* [What the exercise asks]:
Below is a block of records: output all of them exactly and leave out the pictures.

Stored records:

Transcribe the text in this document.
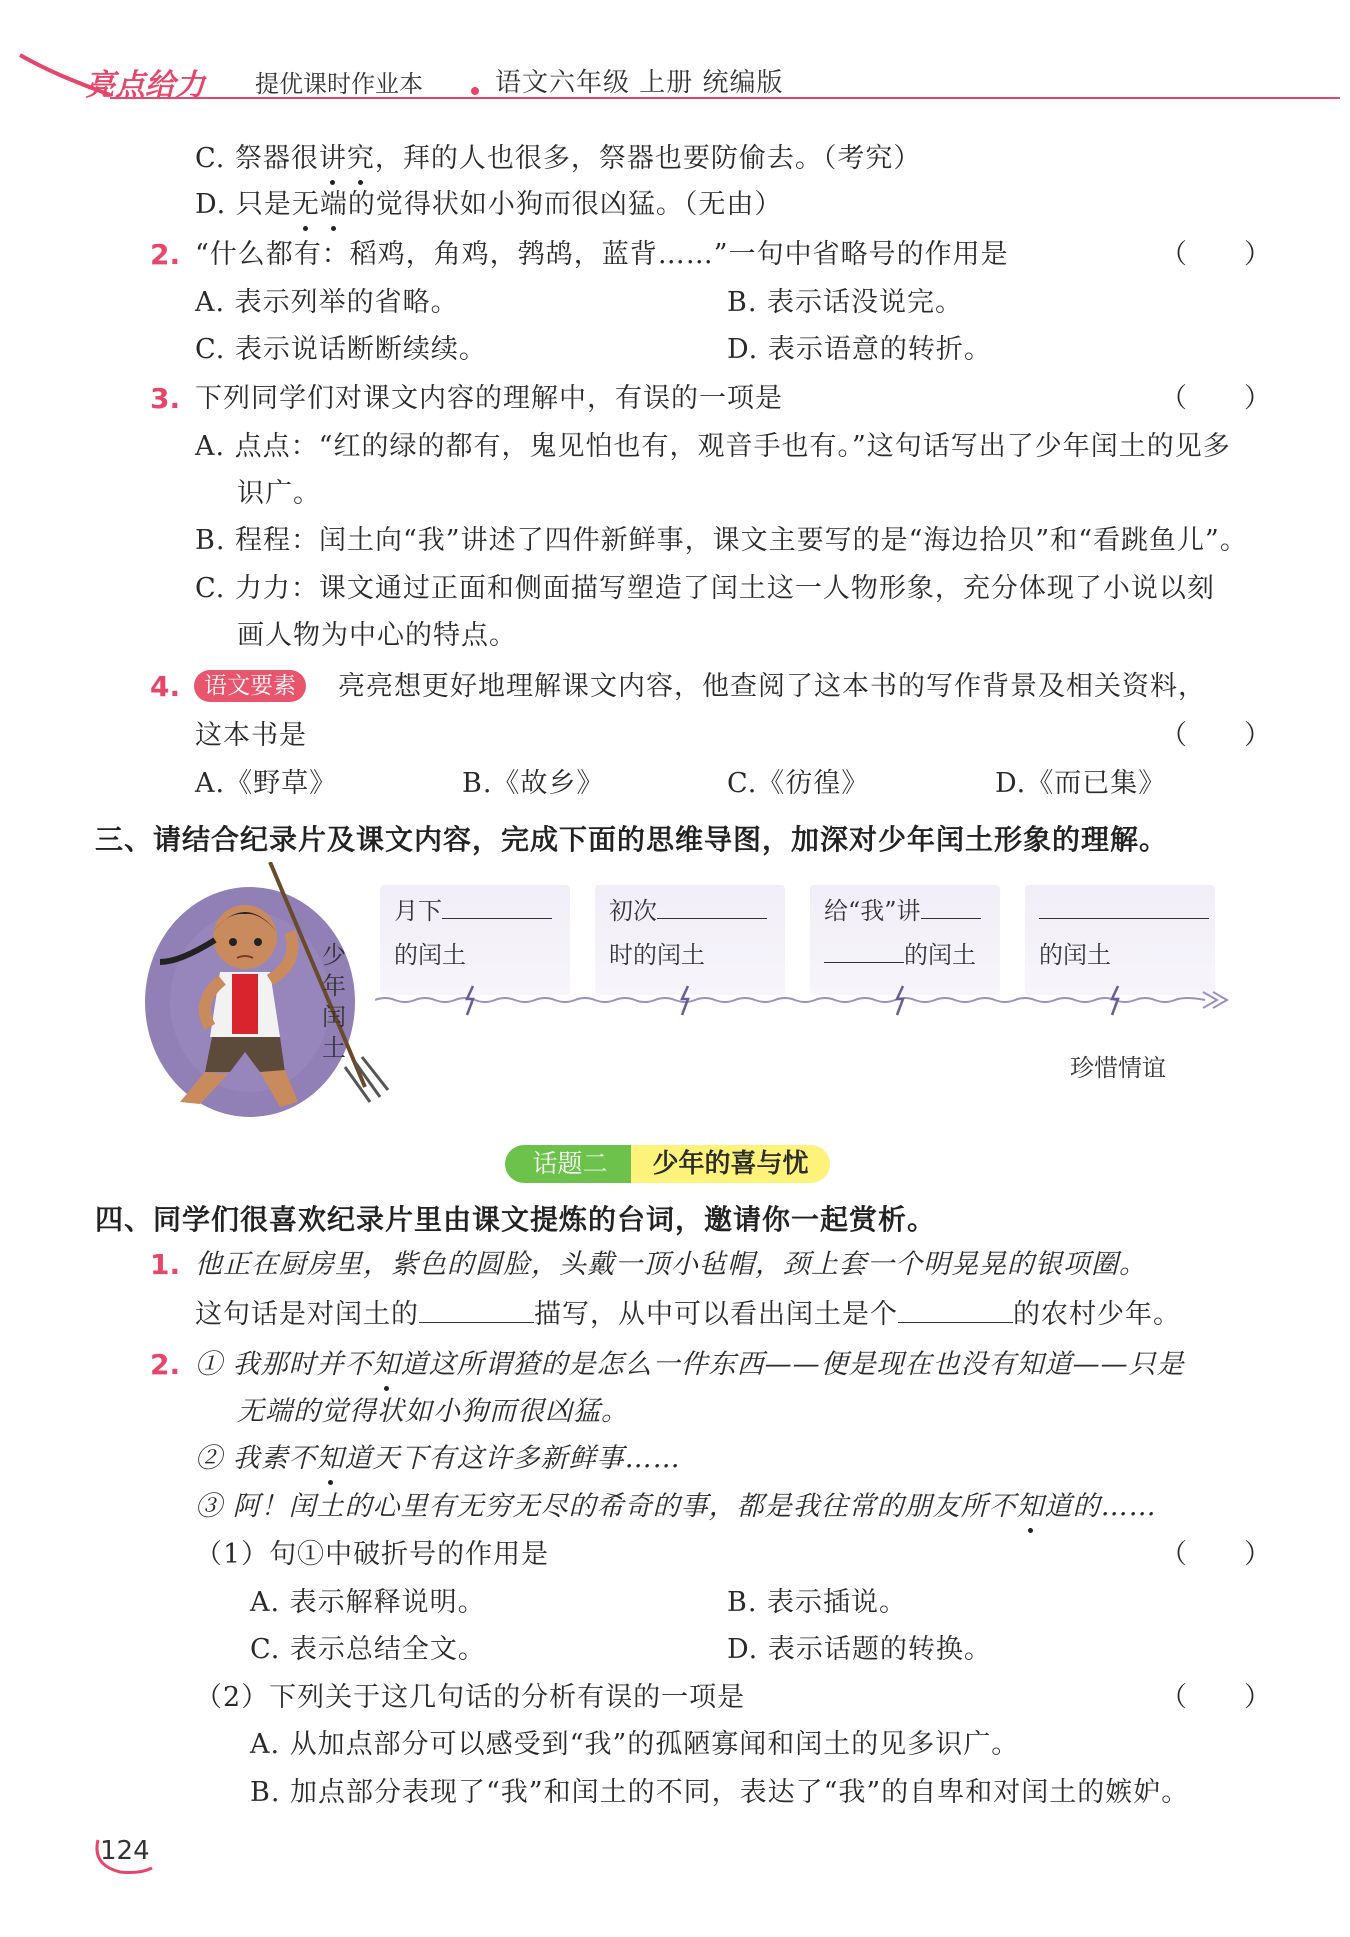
亮点给力 提优课时作业本	语文六年级 上册 统编版
C. 祭器很讲究，拜的人也很多，祭器也要防偷去。（考究）
D. 只是无端的觉得状如小狗而很凶猛。（无由）
2. “什么都有：稻鸡，角鸡，鹁鸪，蓝背……”一句中省略号的作用是	（　　）
A. 表示列举的省略。	B. 表示话没说完。
C. 表示说话断断续续。	D. 表示语意的转折。
3. 下列同学们对课文内容的理解中，有误的一项是	（　　）
A. 点点：“红的绿的都有，鬼见怕也有，观音手也有。”这句话写出了少年闰土的见多
识广。
B. 程程：闰土向“我”讲述了四件新鲜事，课文主要写的是“海边拾贝”和“看跳鱼儿”。
C. 力力：课文通过正面和侧面描写塑造了闰土这一人物形象，充分体现了小说以刻
画人物为中心的特点。
4.	语文要素	亮亮想更好地理解课文内容，他查阅了这本书的写作背景及相关资料，
这本书是	（　　）
A.《野草》	B.《故乡》	C.《彷徨》	D.《而已集》
三、请结合纪录片及课文内容，完成下面的思维导图，加深对少年闰土形象的理解。
少年闰土
月下
的闰土
初次
时的闰土
给“我”讲
的闰土	的闰土
珍惜情谊
话题二	少年的喜与忧
四、同学们很喜欢纪录片里由课文提炼的台词，邀请你一起赏析。
1. 他正在厨房里，紫色的圆脸，头戴一顶小毡帽，颈上套一个明晃晃的银项圈。
这句话是对闰土的	描写，从中可以看出闰土是个	的农村少年。
2. ① 我那时并不知道这所谓猹的是怎么一件东西——便是现在也没有知道——只是
无端的觉得状如小狗而很凶猛。
② 我素不知道天下有这许多新鲜事……
③ 阿！闰土的心里有无穷无尽的希奇的事，都是我往常的朋友所不知道的……
（1）句①中破折号的作用是	（　　）
A. 表示解释说明。	B. 表示插说。
C. 表示总结全文。	D. 表示话题的转换。
（2）下列关于这几句话的分析有误的一项是	（　　）
A. 从加点部分可以感受到“我”的孤陋寡闻和闰土的见多识广。
B. 加点部分表现了“我”和闰土的不同，表达了“我”的自卑和对闰土的嫉妒。
124
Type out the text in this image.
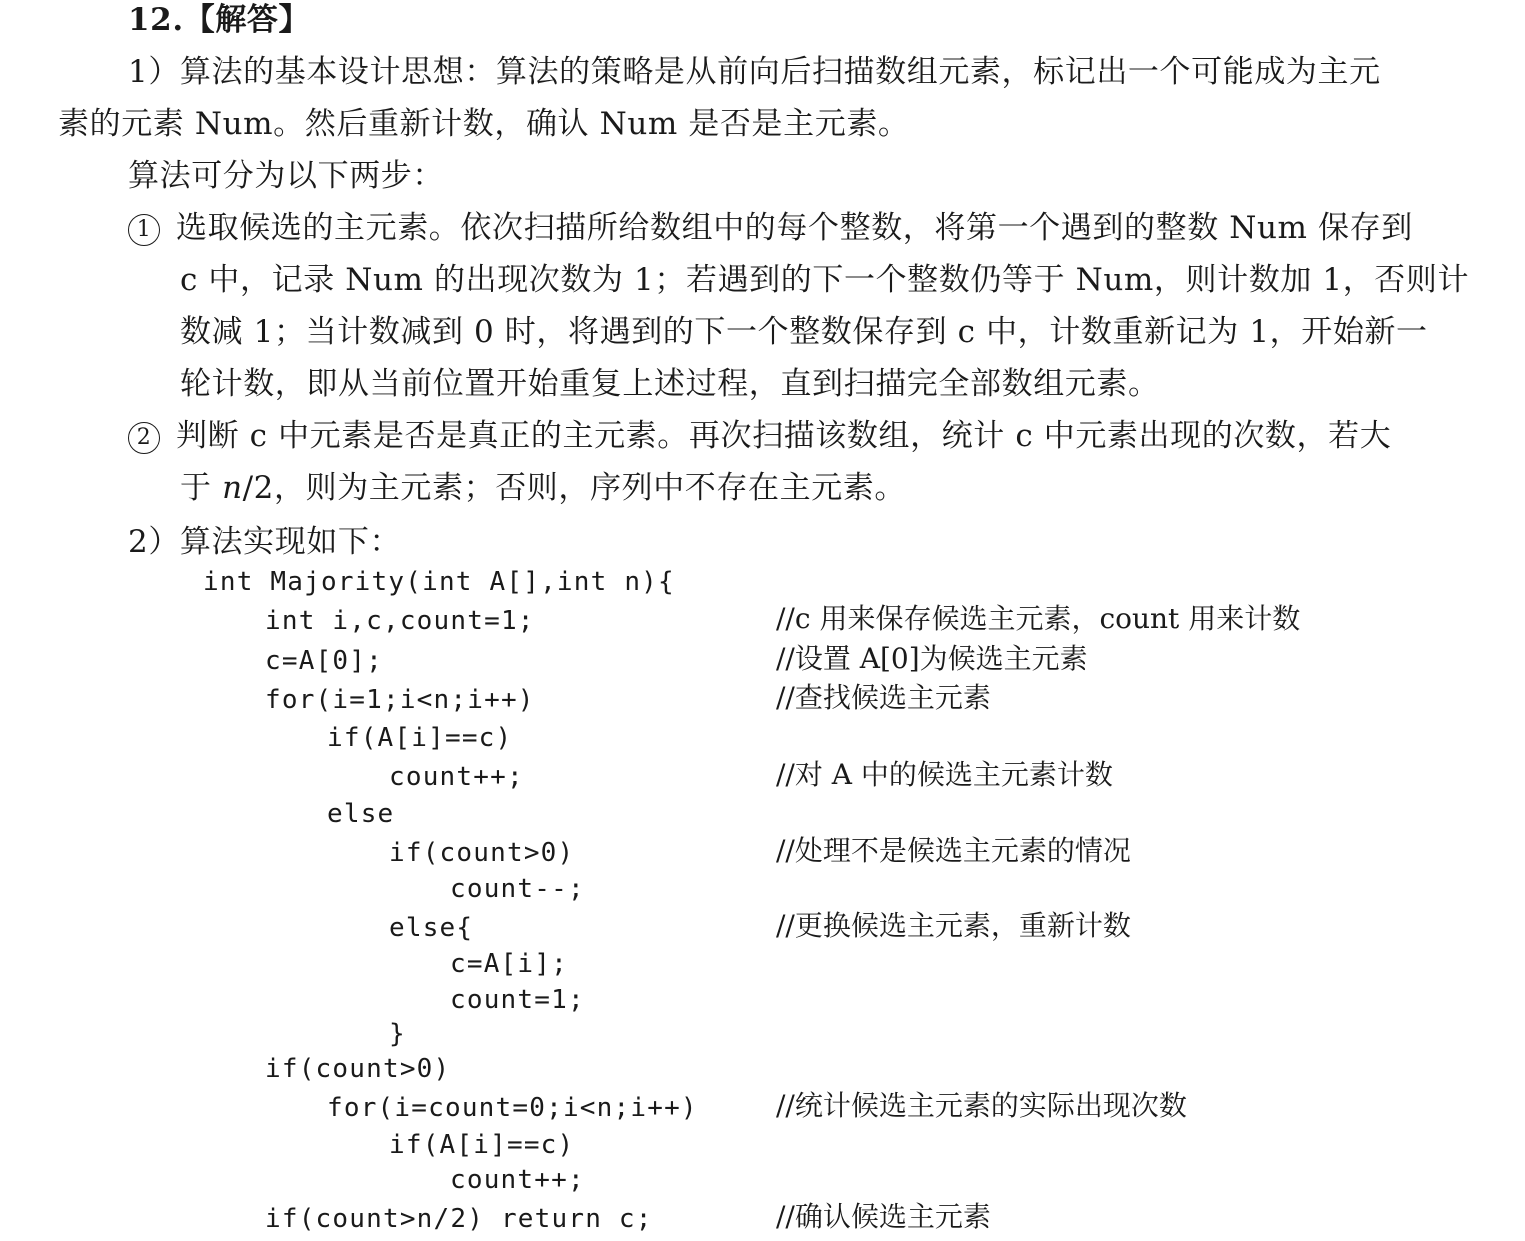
12.【解答】
1）算法的基本设计思想：算法的策略是从前向后扫描数组元素，标记出一个可能成为主元
素的元素 Num。然后重新计数，确认 Num 是否是主元素。
算法可分为以下两步：
1 选取候选的主元素。依次扫描所给数组中的每个整数，将第一个遇到的整数 Num 保存到
c 中，记录 Num 的出现次数为 1；若遇到的下一个整数仍等于 Num，则计数加 1，否则计
数减 1；当计数减到 0 时，将遇到的下一个整数保存到 c 中，计数重新记为 1，开始新一
轮计数，即从当前位置开始重复上述过程，直到扫描完全部数组元素。
2 判断 c 中元素是否是真正的主元素。再次扫描该数组，统计 c 中元素出现的次数，若大
于 n/2，则为主元素；否则，序列中不存在主元素。
2）算法实现如下：
int Majority(int A[],int n){
int i,c,count=1;	//c 用来保存候选主元素，count 用来计数
c=A[0];	//设置 A[0]为候选主元素
for(i=1;i<n;i++)	//查找候选主元素
if(A[i]==c)
count++;	//对 A 中的候选主元素计数
else
if(count>0)	//处理不是候选主元素的情况
count--;
else{	//更换候选主元素，重新计数
c=A[i];
count=1;
}
if(count>0)
for(i=count=0;i<n;i++)	//统计候选主元素的实际出现次数
if(A[i]==c)
count++;
if(count>n/2) return c;	//确认候选主元素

* [Full solution]:
Transcribe the text in this document.
亮点给力 提优课时作业本	语文六年级 上册 统编版
C. 祭器很讲究，拜的人也很多，祭器也要防偷去。（考究）
D. 只是无端的觉得状如小狗而很凶猛。（无由）
2. “什么都有：稻鸡，角鸡，鹁鸪，蓝背……”一句中省略号的作用是	（　　）
A. 表示列举的省略。	B. 表示话没说完。
C. 表示说话断断续续。	D. 表示语意的转折。
3. 下列同学们对课文内容的理解中，有误的一项是	（　　）
A. 点点：“红的绿的都有，鬼见怕也有，观音手也有。”这句话写出了少年闰土的见多
识广。
B. 程程：闰土向“我”讲述了四件新鲜事，课文主要写的是“海边拾贝”和“看跳鱼儿”。
C. 力力：课文通过正面和侧面描写塑造了闰土这一人物形象，充分体现了小说以刻
画人物为中心的特点。
4.	语文要素	亮亮想更好地理解课文内容，他查阅了这本书的写作背景及相关资料，
这本书是	（　　）
A.《野草》	B.《故乡》	C.《彷徨》	D.《而已集》
三、请结合纪录片及课文内容，完成下面的思维导图，加深对少年闰土形象的理解。
少年闰土
月下
的闰土
初次
时的闰土
给“我”讲
的闰土	的闰土
珍惜情谊
话题二	少年的喜与忧
四、同学们很喜欢纪录片里由课文提炼的台词，邀请你一起赏析。
1. 他正在厨房里，紫色的圆脸，头戴一顶小毡帽，颈上套一个明晃晃的银项圈。
这句话是对闰土的	描写，从中可以看出闰土是个	的农村少年。
2. ① 我那时并不知道这所谓猹的是怎么一件东西——便是现在也没有知道——只是
无端的觉得状如小狗而很凶猛。
② 我素不知道天下有这许多新鲜事……
③ 阿！闰土的心里有无穷无尽的希奇的事，都是我往常的朋友所不知道的……
（1）句①中破折号的作用是	（　　）
A. 表示解释说明。	B. 表示插说。
C. 表示总结全文。	D. 表示话题的转换。
（2）下列关于这几句话的分析有误的一项是	（　　）
A. 从加点部分可以感受到“我”的孤陋寡闻和闰土的见多识广。
B. 加点部分表现了“我”和闰土的不同，表达了“我”的自卑和对闰土的嫉妒。
124
Type out the text in this image.
12.【解答】
1）算法的基本设计思想：算法的策略是从前向后扫描数组元素，标记出一个可能成为主元
素的元素 Num。然后重新计数，确认 Num 是否是主元素。
算法可分为以下两步：
1 选取候选的主元素。依次扫描所给数组中的每个整数，将第一个遇到的整数 Num 保存到
c 中，记录 Num 的出现次数为 1；若遇到的下一个整数仍等于 Num，则计数加 1，否则计
数减 1；当计数减到 0 时，将遇到的下一个整数保存到 c 中，计数重新记为 1，开始新一
轮计数，即从当前位置开始重复上述过程，直到扫描完全部数组元素。
2 判断 c 中元素是否是真正的主元素。再次扫描该数组，统计 c 中元素出现的次数，若大
于 n/2，则为主元素；否则，序列中不存在主元素。
2）算法实现如下：
int Majority(int A[],int n){
int i,c,count=1;	//c 用来保存候选主元素，count 用来计数
c=A[0];	//设置 A[0]为候选主元素
for(i=1;i<n;i++)	//查找候选主元素
if(A[i]==c)
count++;	//对 A 中的候选主元素计数
else
if(count>0)	//处理不是候选主元素的情况
count--;
else{	//更换候选主元素，重新计数
c=A[i];
count=1;
}
if(count>0)
for(i=count=0;i<n;i++)	//统计候选主元素的实际出现次数
if(A[i]==c)
count++;
if(count>n/2) return c;	//确认候选主元素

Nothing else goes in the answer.